Annotated region listings:
********************

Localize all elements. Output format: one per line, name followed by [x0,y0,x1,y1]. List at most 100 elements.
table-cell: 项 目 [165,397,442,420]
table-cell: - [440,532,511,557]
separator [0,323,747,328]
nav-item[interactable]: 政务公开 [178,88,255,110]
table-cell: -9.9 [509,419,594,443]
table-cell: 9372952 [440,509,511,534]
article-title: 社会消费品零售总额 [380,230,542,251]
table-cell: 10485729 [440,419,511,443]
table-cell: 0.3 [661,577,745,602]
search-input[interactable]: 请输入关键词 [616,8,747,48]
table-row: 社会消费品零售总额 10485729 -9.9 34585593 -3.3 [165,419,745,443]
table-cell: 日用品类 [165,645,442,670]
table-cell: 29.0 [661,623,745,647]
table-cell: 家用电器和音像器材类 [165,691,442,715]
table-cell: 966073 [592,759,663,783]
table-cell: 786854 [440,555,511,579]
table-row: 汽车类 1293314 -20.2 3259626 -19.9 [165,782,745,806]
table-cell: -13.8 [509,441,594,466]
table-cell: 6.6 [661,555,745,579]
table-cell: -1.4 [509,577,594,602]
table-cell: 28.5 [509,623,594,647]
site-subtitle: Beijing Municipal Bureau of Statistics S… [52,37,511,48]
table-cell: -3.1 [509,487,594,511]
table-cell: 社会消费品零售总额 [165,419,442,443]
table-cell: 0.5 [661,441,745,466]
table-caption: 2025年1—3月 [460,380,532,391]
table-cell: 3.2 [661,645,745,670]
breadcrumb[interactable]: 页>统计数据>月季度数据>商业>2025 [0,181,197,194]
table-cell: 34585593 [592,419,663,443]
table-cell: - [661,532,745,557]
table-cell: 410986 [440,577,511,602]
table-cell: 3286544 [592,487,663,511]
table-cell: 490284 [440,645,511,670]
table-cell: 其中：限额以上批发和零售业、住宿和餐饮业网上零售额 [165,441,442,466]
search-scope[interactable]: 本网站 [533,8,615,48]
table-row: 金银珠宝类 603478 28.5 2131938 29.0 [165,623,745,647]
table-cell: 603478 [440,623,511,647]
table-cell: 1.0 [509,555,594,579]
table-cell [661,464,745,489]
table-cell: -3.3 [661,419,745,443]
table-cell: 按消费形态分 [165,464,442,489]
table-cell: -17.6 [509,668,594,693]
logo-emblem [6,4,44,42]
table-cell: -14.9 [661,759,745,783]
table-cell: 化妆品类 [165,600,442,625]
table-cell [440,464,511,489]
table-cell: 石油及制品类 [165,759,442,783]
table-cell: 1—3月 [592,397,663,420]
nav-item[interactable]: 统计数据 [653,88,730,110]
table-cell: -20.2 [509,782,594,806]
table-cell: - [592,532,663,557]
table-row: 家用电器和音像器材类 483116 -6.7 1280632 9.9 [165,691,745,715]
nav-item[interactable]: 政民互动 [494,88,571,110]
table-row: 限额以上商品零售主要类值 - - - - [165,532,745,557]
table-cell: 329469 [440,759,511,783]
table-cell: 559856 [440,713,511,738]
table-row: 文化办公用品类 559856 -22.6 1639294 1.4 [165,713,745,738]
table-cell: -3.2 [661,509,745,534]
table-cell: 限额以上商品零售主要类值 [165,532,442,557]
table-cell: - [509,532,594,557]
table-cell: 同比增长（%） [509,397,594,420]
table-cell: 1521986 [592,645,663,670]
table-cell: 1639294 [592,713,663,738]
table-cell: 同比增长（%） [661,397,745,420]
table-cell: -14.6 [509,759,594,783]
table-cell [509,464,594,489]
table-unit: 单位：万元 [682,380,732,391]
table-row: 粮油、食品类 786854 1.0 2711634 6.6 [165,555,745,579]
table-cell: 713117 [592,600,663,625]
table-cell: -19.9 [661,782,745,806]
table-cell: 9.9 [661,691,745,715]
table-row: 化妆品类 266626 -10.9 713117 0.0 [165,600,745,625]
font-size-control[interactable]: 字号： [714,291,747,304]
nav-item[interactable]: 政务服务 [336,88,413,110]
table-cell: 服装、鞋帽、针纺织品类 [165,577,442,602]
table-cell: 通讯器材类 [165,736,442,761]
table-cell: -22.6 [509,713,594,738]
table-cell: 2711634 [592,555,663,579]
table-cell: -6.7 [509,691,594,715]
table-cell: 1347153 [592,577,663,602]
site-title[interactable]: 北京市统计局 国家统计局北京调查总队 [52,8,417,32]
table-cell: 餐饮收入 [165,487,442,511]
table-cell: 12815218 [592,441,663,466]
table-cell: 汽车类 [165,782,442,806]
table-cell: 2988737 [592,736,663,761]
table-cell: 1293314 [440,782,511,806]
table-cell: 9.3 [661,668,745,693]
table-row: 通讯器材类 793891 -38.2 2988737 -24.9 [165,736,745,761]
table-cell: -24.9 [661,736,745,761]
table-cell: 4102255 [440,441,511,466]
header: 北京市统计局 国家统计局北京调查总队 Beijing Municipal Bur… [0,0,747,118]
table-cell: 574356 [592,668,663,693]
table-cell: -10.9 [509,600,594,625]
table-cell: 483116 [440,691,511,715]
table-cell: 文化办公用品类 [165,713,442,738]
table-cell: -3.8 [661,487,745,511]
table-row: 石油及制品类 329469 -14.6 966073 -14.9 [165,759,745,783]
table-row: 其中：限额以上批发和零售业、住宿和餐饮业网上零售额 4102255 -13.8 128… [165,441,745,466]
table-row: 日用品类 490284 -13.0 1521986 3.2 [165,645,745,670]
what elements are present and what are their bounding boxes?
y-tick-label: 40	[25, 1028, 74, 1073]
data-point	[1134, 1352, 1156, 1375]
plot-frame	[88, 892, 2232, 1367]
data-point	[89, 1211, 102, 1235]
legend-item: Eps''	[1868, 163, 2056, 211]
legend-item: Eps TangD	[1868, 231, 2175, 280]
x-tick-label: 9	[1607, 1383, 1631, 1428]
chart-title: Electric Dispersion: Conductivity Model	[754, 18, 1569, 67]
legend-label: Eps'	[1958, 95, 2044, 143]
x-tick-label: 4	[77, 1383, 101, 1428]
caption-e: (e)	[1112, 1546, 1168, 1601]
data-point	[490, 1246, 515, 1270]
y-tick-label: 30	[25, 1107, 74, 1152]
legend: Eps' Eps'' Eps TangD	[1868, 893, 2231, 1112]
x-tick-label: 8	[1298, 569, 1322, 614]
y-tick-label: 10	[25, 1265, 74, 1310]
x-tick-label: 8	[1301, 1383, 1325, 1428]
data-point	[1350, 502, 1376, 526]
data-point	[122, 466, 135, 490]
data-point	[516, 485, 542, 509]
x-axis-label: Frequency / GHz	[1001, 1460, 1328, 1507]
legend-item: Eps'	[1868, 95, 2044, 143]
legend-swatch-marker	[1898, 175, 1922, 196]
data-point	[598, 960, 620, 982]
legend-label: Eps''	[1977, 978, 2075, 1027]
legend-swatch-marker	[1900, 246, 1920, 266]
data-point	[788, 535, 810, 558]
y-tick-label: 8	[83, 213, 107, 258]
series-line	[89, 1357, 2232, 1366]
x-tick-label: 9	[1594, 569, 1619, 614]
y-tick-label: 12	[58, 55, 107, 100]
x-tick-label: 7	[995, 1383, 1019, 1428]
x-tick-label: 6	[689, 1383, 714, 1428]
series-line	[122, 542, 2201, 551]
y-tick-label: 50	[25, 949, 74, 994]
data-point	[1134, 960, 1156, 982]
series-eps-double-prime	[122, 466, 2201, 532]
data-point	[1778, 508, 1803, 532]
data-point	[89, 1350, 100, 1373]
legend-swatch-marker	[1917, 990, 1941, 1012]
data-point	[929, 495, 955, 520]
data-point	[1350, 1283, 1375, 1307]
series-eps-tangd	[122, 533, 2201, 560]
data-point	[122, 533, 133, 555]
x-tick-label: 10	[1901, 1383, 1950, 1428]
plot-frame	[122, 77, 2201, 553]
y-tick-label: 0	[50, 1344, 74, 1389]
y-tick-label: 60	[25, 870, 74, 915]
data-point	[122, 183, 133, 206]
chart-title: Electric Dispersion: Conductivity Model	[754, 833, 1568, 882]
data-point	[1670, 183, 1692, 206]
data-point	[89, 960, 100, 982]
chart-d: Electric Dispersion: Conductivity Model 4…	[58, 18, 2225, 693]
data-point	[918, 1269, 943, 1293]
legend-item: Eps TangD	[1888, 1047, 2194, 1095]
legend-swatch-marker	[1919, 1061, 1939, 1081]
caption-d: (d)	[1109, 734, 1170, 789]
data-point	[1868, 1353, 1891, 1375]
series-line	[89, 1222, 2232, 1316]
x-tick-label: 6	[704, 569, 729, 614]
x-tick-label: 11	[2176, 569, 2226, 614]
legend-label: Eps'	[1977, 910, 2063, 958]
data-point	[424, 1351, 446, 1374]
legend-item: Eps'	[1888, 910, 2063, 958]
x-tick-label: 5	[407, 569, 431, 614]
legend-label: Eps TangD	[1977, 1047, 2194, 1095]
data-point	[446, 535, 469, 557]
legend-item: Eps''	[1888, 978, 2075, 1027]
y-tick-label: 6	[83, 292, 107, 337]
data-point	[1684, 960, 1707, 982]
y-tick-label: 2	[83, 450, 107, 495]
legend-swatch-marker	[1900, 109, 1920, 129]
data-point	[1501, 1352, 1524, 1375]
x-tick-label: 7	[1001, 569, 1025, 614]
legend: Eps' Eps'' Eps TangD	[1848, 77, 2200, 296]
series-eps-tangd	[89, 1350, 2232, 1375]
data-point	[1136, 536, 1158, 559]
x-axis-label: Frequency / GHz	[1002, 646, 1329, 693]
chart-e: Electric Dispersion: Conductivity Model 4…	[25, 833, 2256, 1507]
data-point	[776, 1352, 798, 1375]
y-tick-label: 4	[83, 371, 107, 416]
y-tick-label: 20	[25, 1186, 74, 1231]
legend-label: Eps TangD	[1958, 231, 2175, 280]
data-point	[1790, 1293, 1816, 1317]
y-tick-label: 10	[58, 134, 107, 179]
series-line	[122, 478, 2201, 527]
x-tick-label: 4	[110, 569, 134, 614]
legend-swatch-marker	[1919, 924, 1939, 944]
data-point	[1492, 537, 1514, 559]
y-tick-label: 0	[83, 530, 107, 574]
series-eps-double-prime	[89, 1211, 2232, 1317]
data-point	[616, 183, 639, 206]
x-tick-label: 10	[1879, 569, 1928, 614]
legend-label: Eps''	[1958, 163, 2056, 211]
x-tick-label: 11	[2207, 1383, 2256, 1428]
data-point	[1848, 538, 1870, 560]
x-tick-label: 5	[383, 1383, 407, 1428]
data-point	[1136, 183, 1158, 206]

********************

Lay out the part of the entries that runs from their start through the line containing "table-cell: 490284 [440,645,511,670]", both ends included, as a Markdown table with the columns Row and Line. Give each line its own numbered row and leave out blank lines.

| Row | Line |
|---|---|
| 1 | Localize all elements. Output format: one per line, name followed by [x0,y0,x1,y1]. List at most 100 elements. |
| 2 | table-cell: 项 目 [165,397,442,420] |
| 3 | table-cell: - [440,532,511,557] |
| 4 | separator [0,323,747,328] |
| 5 | nav-item[interactable]: 政务公开 [178,88,255,110] |
| 6 | table-cell: -9.9 [509,419,594,443] |
| 7 | table-cell: 9372952 [440,509,511,534] |
| 8 | article-title: 社会消费品零售总额 [380,230,542,251] |
| 9 | table-cell: 10485729 [440,419,511,443] |
| 10 | table-cell: 0.3 [661,577,745,602] |
| 11 | search-input[interactable]: 请输入关键词 [616,8,747,48] |
| 12 | table-row: 社会消费品零售总额 10485729 -9.9 34585593 -3.3 [165,419,745,443] |
| 13 | table-cell: 日用品类 [165,645,442,670] |
| 14 | table-cell: 29.0 [661,623,745,647] |
| 15 | table-cell: 家用电器和音像器材类 [165,691,442,715] |
| 16 | table-cell: 966073 [592,759,663,783] |
| 17 | table-cell: 786854 [440,555,511,579] |
| 18 | table-row: 汽车类 1293314 -20.2 3259626 -19.9 [165,782,745,806] |
| 19 | table-cell: -13.8 [509,441,594,466] |
| 20 | table-cell: 6.6 [661,555,745,579] |
| 21 | table-cell: -1.4 [509,577,594,602] |
| 22 | table-cell: 28.5 [509,623,594,647] |
| 23 | site-subtitle: Beijing Municipal Bureau of Statistics S… [52,37,511,48] |
| 24 | table-cell: -3.1 [509,487,594,511] |
| 25 | table-cell: 社会消费品零售总额 [165,419,442,443] |
| 26 | table-cell: 0.5 [661,441,745,466] |
| 27 | table-caption: 2025年1—3月 [460,380,532,391] |
| 28 | table-cell: 3.2 [661,645,745,670] |
| 29 | breadcrumb[interactable]: 页>统计数据>月季度数据>商业>2025 [0,181,197,194] |
| 30 | table-cell: 34585593 [592,419,663,443] |
| 31 | table-cell: - [661,532,745,557] |
| 32 | table-cell: 410986 [440,577,511,602] |
| 33 | table-cell: 3286544 [592,487,663,511] |
| 34 | table-cell: 490284 [440,645,511,670] |